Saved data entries

/---

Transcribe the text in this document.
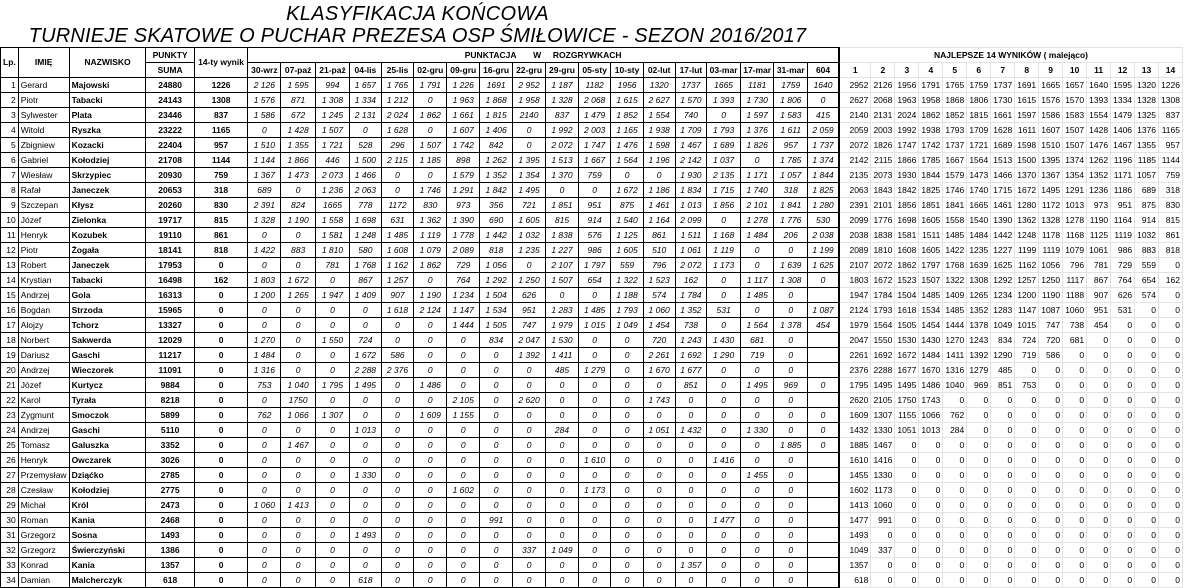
KLASYFIKACJA KOŃCOWA
TURNIEJE SKATOWE O PUCHAR PREZESA OSP ŚMIŁOWICE - SEZON 2016/2017
Lp.	IMIĘ	NAZWISKO	PUNKTY	14-ty wynik	PUNKTACJA W ROZGRYWKACH																		NAJLEPSZE 14 WYNIKÓW ( malejąco)													
			SUMA		30-wrz	07-paź	21-paź	04-lis	25-lis	02-gru	09-gru	16-gru	22-gru	29-gru	05-sty	10-sty	02-lut	17-lut	03-mar	17-mar	31-mar	604	1	2	3	4	5	6	7	8	9	10	11	12	13	14
1	Gerard	Majowski	24880	1226	2 126	1 595	994	1 657	1 765	1 791	1 226	1691	2 952	1 187	1182	1956	1320	1737	1665	1181	1759	1640	2952	2126	1956	1791	1765	1759	1737	1691	1665	1657	1640	1595	1320	1226
2	Piotr	Tabacki	24143	1308	1 576	871	1 308	1 334	1 212	0	1 963	1 868	1 958	1 328	2 068	1 615	2 627	1 570	1 393	1 730	1 806	0	2627	2068	1963	1958	1868	1806	1730	1615	1576	1570	1393	1334	1328	1308
3	Sylwester	Plata	23446	837	1 586	672	1 245	2 131	2 024	1 862	1 661	1 815	2140	837	1 479	1 852	1 554	740	0	1 597	1 583	415	2140	2131	2024	1862	1852	1815	1661	1597	1586	1583	1554	1479	1325	837
4	Witold	Ryszka	23222	1165	0	1 428	1 507	0	1 628	0	1 607	1 406	0	1 992	2 003	1 165	1 938	1 709	1 793	1 376	1 611	2 059	2059	2003	1992	1938	1793	1709	1628	1611	1607	1507	1428	1406	1376	1165
5	Zbigniew	Kozacki	22404	957	1 510	1 355	1 721	528	296	1 507	1 742	842	0	2 072	1 747	1 476	1 598	1 467	1 689	1 826	957	1 737	2072	1826	1747	1742	1737	1721	1689	1598	1510	1507	1476	1467	1355	957
6	Gabriel	Kołodziej	21708	1144	1 144	1 866	446	1 500	2 115	1 185	898	1 262	1 395	1 513	1 667	1 564	1 196	2 142	1 037	0	1 785	1 374	2142	2115	1866	1785	1667	1564	1513	1500	1395	1374	1262	1196	1185	1144
7	Wiesław	Skrzypiec	20930	759	1 367	1 473	2 073	1 466	0	0	1 579	1 352	1 354	1 370	759	0	0	1 930	2 135	1 171	1 057	1 844	2135	2073	1930	1844	1579	1473	1466	1370	1367	1354	1352	1171	1057	759
8	Rafał	Janeczek	20653	318	689	0	1 236	2 063	0	1 746	1 291	1 842	1 495	0	0	1 672	1 186	1 834	1 715	1 740	318	1 825	2063	1843	1842	1825	1746	1740	1715	1672	1495	1291	1236	1186	689	318
9	Szczepan	Kłysz	20260	830	2 391	824	1665	778	1172	830	973	356	721	1 851	951	875	1 461	1 013	1 856	2 101	1 841	1 280	2391	2101	1856	1851	1841	1665	1461	1280	1172	1013	973	951	875	830
10	Józef	Zielonka	19717	815	1 328	1 190	1 558	1 698	631	1 362	1 390	690	1 605	815	914	1 540	1 164	2 099	0	1 278	1 776	530	2099	1776	1698	1605	1558	1540	1390	1362	1328	1278	1190	1164	914	815
11	Henryk	Kozubek	19110	861	0	0	1 581	1 248	1 485	1 119	1 778	1 442	1 032	1 838	576	1 125	861	1 511	1 168	1 484	206	2 038	2038	1838	1581	1511	1485	1484	1442	1248	1178	1168	1125	1119	1032	861
12	Piotr	Żogała	18141	818	1 422	883	1 810	580	1 608	1 079	2 089	818	1 235	1 227	986	1 605	510	1 061	1 119	0	0	1 199	2089	1810	1608	1605	1422	1235	1227	1199	1119	1079	1061	986	883	818
13	Robert	Janeczek	17953	0	0	0	781	1 768	1 162	1 862	729	1 056	0	2 107	1 797	559	796	2 072	1 173	0	1 639	1 625	2107	2072	1862	1797	1768	1639	1625	1162	1056	796	781	729	559	0
14	Krystian	Tabacki	16498	162	1 803	1 672	0	867	1 257	0	764	1 292	1 250	1 507	654	1 322	1 523	162	0	1 117	1 308	0	1803	1672	1523	1507	1322	1308	1292	1257	1250	1117	867	764	654	162
15	Andrzej	Gola	16313	0	1 200	1 265	1 947	1 409	907	1 190	1 234	1 504	626	0	0	1 188	574	1 784	0	1 485	0		1947	1784	1504	1485	1409	1265	1234	1200	1190	1188	907	626	574	0
16	Bogdan	Strzoda	15965	0	0	0	0	0	1 618	2 124	1 147	1 534	951	1 283	1 485	1 793	1 060	1 352	531	0	0	1 087	2124	1793	1618	1534	1485	1352	1283	1147	1087	1060	951	531	0	0
17	Alojzy	Tchorz	13327	0	0	0	0	0	0	0	1 444	1 505	747	1 979	1 015	1 049	1 454	738	0	1 564	1 378	454	1979	1564	1505	1454	1444	1378	1049	1015	747	738	454	0	0	0
18	Norbert	Sakwerda	12029	0	1 270	0	1 550	724	0	0	0	834	2 047	1 530	0	0	720	1 243	1 430	681	0		2047	1550	1530	1430	1270	1243	834	724	720	681	0	0	0	0
19	Dariusz	Gaschi	11217	0	1 484	0	0	1 672	586	0	0	0	1 392	1 411	0	0	2 261	1 692	1 290	719	0		2261	1692	1672	1484	1411	1392	1290	719	586	0	0	0	0	0
20	Andrzej	Wieczorek	11091	0	1 316	0	0	2 288	2 376	0	0	0	0	485	1 279	0	1 670	1 677	0	0	0		2376	2288	1677	1670	1316	1279	485	0	0	0	0	0	0	0
21	Józef	Kurtycz	9884	0	753	1 040	1 795	1 495	0	1 486	0	0	0	0	0	0	0	851	0	1 495	969	0	1795	1495	1495	1486	1040	969	851	753	0	0	0	0	0	0
22	Karol	Tyrała	8218	0	0	1750	0	0	0	0	2 105	0	2 620	0	0	0	1 743	0	0	0	0		2620	2105	1750	1743	0	0	0	0	0	0	0	0	0	0
23	Zygmunt	Smoczok	5899	0	762	1 066	1 307	0	0	1 609	1 155	0	0	0	0	0	0	0	0	0	0	0	1609	1307	1155	1066	762	0	0	0	0	0	0	0	0	0
24	Andrzej	Gaschi	5110	0	0	0	0	1 013	0	0	0	0	0	284	0	0	1 051	1 432	0	1 330	0	0	1432	1330	1051	1013	284	0	0	0	0	0	0	0	0	0
25	Tomasz	Galuszka	3352	0	0	1 467	0	0	0	0	0	0	0	0	0	0	0	0	0	0	1 885	0	1885	1467	0	0	0	0	0	0	0	0	0	0	0	0
26	Henryk	Owczarek	3026	0	0	0	0	0	0	0	0	0	0	0	1 610	0	0	0	1 416	0	0		1610	1416	0	0	0	0	0	0	0	0	0	0	0	0
27	Przemysław	Dziąćko	2785	0	0	0	0	1 330	0	0	0	0	0	0	0	0	0	0	0	1 455	0		1455	1330	0	0	0	0	0	0	0	0	0	0	0	0
28	Czesław	Kołodziej	2775	0	0	0	0	0	0	0	1 602	0	0	0	1 173	0	0	0	0	0	0		1602	1173	0	0	0	0	0	0	0	0	0	0	0	0
29	Michał	Król	2473	0	1 060	1 413	0	0	0	0	0	0	0	0	0	0	0	0	0	0	0		1413	1060	0	0	0	0	0	0	0	0	0	0	0	0
30	Roman	Kania	2468	0	0	0	0	0	0	0	0	991	0	0	0	0	0	0	1 477	0	0		1477	991	0	0	0	0	0	0	0	0	0	0	0	0
31	Grzegorz	Sosna	1493	0	0	0	0	1 493	0	0	0	0	0	0	0	0	0	0	0	0	0		1493	0	0	0	0	0	0	0	0	0	0	0	0	0
32	Grzegorz	Świerczyński	1386	0	0	0	0	0	0	0	0	0	337	1 049	0	0	0	0	0	0	0		1049	337	0	0	0	0	0	0	0	0	0	0	0	0
33	Konrad	Kania	1357	0	0	0	0	0	0	0	0	0	0	0	0	0	0	1 357	0	0	0		1357	0	0	0	0	0	0	0	0	0	0	0	0	0
34	Damian	Malcherczyk	618	0	0	0	0	618	0	0	0	0	0	0	0	0	0	0	0	0	0		618	0	0	0	0	0	0	0	0	0	0	0	0	0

\---

▶ REQUEST: Copy each line of the listing that holds the word "Janeczek".

▶ EXERCISE OUTPUT:
8	Rafał	Janeczek	20653	318	689	0	1 236	2 063	0	1 746	1 291	1 842	1 495	0	0	1 672	1 186	1 834	1 715	1 740	318	1 825	2063	1843	1842	1825	1746	1740	1715	1672	1495	1291	1236	1186	689	318
13	Robert	Janeczek	17953	0	0	0	781	1 768	1 162	1 862	729	1 056	0	2 107	1 797	559	796	2 072	1 173	0	1 639	1 625	2107	2072	1862	1797	1768	1639	1625	1162	1056	796	781	729	559	0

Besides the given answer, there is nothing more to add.